## What is needed:
Below are some records. Say how many of their lines include the string "arterial", giving only the number.

## Exercise data:
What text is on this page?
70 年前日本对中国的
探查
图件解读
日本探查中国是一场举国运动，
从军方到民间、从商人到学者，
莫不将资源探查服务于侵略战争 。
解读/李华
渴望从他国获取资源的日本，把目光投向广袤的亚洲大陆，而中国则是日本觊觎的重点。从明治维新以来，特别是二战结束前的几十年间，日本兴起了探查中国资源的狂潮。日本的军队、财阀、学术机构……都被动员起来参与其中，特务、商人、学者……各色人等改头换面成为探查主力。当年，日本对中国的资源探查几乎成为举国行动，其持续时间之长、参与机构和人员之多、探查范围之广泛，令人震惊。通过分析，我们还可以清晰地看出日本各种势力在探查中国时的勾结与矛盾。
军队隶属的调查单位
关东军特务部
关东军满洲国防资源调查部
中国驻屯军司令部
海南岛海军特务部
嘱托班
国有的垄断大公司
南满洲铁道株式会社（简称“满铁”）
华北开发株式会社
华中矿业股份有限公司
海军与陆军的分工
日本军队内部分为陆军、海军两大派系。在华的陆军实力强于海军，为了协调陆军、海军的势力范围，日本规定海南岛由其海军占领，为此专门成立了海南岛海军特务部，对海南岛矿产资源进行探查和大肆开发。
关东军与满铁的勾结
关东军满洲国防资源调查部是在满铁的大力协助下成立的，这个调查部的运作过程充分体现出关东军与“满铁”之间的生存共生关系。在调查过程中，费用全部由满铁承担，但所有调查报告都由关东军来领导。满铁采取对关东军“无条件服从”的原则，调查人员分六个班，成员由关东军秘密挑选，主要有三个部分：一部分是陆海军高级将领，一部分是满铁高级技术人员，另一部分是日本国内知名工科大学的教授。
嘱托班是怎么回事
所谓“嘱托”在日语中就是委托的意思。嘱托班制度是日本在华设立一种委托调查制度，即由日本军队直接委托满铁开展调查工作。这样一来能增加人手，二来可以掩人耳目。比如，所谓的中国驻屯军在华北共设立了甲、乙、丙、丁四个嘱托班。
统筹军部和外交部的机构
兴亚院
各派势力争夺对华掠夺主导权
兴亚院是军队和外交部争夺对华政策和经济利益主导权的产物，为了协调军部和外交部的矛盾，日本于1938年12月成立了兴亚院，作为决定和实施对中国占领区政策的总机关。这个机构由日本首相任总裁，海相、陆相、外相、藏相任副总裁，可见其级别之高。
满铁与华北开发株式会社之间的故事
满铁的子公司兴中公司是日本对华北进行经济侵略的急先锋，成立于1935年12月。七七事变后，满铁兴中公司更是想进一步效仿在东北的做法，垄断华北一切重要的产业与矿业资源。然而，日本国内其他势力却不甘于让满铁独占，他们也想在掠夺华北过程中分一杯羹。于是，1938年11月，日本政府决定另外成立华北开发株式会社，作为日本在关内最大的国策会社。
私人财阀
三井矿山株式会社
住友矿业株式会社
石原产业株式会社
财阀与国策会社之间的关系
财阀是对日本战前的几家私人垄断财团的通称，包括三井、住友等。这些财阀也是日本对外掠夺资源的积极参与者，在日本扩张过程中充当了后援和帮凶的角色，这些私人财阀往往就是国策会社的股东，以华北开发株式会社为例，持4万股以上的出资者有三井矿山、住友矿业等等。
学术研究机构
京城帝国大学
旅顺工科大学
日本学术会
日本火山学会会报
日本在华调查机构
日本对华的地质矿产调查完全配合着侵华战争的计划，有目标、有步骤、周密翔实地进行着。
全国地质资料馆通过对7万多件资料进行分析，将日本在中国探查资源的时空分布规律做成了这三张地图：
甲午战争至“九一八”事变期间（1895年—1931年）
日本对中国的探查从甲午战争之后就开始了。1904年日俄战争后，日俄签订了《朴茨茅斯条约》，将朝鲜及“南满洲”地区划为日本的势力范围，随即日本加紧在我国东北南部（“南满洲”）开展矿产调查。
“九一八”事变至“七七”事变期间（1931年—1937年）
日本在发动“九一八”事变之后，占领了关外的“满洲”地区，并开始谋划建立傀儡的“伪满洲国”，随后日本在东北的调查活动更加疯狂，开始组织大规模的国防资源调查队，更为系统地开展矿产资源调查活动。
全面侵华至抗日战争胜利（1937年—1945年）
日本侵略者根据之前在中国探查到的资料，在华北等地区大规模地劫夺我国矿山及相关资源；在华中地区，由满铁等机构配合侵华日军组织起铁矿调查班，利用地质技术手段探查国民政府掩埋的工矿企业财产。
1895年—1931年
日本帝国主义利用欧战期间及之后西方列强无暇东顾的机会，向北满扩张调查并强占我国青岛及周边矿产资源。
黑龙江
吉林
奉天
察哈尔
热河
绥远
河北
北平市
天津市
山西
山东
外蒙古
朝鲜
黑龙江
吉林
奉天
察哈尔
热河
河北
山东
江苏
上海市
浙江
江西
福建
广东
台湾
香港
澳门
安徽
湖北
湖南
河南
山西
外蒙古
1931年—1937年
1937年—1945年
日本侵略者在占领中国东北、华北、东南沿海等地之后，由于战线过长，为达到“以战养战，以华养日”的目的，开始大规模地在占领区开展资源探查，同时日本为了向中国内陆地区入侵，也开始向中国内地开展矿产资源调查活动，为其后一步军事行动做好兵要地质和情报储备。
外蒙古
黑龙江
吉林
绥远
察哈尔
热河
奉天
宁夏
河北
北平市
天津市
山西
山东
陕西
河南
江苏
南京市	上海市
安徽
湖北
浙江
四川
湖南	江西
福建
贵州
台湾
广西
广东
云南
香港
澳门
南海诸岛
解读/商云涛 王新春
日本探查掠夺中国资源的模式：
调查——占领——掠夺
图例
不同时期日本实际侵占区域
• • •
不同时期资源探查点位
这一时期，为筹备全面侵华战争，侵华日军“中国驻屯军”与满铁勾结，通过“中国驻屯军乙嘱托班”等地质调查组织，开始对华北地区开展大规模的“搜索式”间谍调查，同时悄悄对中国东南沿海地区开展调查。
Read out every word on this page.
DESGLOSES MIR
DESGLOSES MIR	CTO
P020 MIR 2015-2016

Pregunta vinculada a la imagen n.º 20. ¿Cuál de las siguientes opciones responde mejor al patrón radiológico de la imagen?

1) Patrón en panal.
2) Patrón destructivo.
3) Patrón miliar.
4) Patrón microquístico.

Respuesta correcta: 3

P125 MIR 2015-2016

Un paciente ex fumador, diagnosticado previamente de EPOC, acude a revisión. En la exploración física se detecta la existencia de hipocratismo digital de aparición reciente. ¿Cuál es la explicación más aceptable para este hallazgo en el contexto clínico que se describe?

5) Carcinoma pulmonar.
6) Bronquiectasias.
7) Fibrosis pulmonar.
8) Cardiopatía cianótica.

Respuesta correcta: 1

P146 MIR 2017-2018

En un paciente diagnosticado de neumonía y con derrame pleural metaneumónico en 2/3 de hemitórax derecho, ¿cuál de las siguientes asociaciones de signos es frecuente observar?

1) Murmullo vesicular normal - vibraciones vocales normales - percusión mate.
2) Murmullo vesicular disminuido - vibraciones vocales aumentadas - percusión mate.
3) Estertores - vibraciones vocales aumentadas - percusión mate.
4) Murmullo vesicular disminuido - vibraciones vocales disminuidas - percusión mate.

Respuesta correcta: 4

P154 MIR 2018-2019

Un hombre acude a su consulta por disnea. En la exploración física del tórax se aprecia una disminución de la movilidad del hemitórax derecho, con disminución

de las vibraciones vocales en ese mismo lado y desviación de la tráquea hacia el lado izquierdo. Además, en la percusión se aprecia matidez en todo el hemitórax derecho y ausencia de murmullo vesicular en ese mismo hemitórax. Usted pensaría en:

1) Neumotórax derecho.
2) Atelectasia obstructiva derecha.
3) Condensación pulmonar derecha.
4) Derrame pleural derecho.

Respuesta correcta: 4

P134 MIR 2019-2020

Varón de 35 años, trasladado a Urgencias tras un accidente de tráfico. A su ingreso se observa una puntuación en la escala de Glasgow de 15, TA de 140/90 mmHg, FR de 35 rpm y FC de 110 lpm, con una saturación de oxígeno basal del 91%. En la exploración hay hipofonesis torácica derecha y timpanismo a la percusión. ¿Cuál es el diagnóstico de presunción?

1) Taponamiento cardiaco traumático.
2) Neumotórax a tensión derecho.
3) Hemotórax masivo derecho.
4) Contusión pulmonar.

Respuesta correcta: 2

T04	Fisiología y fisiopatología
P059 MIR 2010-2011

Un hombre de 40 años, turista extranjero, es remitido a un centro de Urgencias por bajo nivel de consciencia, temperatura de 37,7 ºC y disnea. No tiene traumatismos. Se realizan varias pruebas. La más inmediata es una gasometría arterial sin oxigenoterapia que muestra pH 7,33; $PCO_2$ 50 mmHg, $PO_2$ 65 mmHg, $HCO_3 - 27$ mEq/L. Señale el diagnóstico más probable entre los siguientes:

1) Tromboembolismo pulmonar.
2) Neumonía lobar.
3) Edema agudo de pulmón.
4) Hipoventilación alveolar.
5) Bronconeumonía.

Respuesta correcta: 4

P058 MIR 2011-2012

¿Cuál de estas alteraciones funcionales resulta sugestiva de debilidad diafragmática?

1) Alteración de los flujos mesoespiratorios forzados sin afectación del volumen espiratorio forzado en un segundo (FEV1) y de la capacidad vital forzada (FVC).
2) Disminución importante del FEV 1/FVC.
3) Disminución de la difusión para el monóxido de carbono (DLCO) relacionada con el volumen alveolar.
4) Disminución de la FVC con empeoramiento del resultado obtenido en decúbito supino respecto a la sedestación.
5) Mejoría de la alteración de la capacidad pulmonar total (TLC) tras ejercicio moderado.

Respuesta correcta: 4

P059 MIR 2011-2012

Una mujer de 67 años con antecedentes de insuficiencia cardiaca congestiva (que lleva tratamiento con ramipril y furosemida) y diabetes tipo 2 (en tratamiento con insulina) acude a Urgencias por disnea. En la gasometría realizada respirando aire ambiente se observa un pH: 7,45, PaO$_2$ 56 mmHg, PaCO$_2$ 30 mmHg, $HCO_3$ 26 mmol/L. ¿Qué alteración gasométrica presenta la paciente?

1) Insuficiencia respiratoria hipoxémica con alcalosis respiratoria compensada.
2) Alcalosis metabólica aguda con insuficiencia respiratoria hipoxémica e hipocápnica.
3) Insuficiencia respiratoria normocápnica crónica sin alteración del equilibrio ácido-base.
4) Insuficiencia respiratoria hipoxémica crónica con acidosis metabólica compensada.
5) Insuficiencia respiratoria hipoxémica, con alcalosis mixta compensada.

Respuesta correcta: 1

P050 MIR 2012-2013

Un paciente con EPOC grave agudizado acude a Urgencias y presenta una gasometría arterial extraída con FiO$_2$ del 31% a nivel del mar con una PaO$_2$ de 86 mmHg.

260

## Exercise answer:
2